### 本文
豊洲駅〜住吉駅間の東京8号線延伸を実現するために残された時間はあまり多くはないのではないか、という見方を、東西線、京葉線の沿線人口減少の観点から(2019/11/21)。
(江東区)
予想される沿線人口の推移
東京8号線延伸(豊洲〜住吉)は東西線混雑率の緩和を大きな根拠の一つとしている。混雑率に強い関係があると思われる沿線人口の推移を東西線を中心に見ておく。対象は「全人口」と、より鉄道を利用しそうな「生産年齢(15〜64歳)の人口」。
これはパンフレットに記載された整備効果「混雑率緩和」。
(江東区)
今回は、東西線と京葉線の効果が大きいようなので、この2路線について抽出してみた。
東西線沿線
東西線沿線:
①全人口の推移
(中の人作成)
・2030年までは増加が続く。ピークは約342万人
②生産年齢人口(15歳〜64歳)の推移
(中の人作成)
・ピークは2025年の約228万人
・2040年以降は全沿線自治体で生産年齢人口は減少(5年間でマイナス4%程度)。
京葉線
京葉線沿線
千葉県:浦安市、市川市、船橋市、習志野市、千葉市(中央区、美浜区)

### 入力データ

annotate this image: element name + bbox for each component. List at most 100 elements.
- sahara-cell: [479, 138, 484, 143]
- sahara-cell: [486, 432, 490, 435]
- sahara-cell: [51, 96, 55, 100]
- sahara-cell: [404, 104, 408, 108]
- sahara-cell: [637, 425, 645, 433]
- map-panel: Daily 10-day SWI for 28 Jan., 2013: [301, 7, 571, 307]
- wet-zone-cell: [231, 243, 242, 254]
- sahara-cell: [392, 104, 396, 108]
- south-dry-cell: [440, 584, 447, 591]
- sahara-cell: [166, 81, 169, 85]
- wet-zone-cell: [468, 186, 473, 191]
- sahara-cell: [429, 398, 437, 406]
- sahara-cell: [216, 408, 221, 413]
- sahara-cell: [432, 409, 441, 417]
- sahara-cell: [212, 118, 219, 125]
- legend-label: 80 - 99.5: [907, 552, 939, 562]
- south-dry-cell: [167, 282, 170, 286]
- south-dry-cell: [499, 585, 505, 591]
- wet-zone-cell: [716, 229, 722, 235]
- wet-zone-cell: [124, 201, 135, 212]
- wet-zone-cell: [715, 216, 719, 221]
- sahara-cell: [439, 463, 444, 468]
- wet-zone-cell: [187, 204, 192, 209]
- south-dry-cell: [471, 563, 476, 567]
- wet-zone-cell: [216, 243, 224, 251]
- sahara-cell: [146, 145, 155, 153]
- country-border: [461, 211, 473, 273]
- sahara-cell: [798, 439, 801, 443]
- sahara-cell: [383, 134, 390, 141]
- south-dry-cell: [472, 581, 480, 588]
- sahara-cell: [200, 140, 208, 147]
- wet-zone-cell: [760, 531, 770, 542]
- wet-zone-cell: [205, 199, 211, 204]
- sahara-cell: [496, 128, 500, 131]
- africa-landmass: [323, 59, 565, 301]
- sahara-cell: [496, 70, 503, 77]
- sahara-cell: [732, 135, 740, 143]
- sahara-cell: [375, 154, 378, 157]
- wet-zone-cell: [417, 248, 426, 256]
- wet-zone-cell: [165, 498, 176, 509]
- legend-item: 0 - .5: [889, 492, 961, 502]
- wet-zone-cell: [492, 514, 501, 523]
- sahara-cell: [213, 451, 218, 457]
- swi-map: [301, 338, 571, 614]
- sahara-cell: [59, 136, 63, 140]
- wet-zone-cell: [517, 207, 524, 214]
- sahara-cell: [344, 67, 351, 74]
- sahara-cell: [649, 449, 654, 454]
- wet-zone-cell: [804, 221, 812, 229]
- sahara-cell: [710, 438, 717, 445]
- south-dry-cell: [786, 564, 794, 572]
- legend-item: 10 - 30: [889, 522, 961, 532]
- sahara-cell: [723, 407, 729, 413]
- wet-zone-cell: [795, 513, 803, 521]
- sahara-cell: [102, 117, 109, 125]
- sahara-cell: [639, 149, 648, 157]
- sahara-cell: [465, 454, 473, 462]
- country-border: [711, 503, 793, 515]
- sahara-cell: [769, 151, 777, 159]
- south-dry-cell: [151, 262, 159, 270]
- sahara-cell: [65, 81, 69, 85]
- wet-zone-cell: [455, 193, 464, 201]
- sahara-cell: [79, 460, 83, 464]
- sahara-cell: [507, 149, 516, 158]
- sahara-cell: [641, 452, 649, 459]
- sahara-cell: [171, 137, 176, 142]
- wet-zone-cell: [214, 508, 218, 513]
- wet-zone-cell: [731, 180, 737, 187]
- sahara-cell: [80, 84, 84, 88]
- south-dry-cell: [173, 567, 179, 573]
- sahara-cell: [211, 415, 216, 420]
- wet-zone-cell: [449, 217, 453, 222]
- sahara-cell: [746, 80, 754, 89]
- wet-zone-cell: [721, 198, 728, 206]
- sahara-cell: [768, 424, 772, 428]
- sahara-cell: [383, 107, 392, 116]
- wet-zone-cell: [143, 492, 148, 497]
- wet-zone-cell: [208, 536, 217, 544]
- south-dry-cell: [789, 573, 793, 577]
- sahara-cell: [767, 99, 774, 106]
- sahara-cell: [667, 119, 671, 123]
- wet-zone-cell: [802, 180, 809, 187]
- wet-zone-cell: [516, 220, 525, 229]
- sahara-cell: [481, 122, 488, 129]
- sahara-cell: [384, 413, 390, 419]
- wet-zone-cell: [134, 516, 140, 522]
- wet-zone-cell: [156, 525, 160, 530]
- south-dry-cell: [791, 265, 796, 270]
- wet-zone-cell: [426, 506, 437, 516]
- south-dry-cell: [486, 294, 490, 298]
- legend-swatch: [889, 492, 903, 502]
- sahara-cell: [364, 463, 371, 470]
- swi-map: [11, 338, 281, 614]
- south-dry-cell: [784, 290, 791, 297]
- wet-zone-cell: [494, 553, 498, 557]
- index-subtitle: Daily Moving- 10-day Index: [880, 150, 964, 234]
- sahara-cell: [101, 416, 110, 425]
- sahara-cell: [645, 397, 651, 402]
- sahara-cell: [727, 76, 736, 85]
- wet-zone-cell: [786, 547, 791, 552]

### 課題
東京8号線延伸を扱った本文から、「豊洲駅〜住吉駅間の東京8号線」で始まり「これはパンフレットに記載された整備効果「混雑率緩和」。」まで続く部分を一字一句変えずに引用してください。

### 解答欄
豊洲駅〜住吉駅間の東京8号線延伸を実現するために残された時間はあまり多くはないのではないか、という見方を、東西線、京葉線の沿線人口減少の観点から(2019/11/21)。
(江東区)
予想される沿線人口の推移
東京8号線延伸(豊洲〜住吉)は東西線混雑率の緩和を大きな根拠の一つとしている。混雑率に強い関係があると思われる沿線人口の推移を東西線を中心に見ておく。対象は「全人口」と、より鉄道を利用しそうな「生産年齢(15〜64歳)の人口」。
これはパンフレットに記載された整備効果「混雑率緩和」。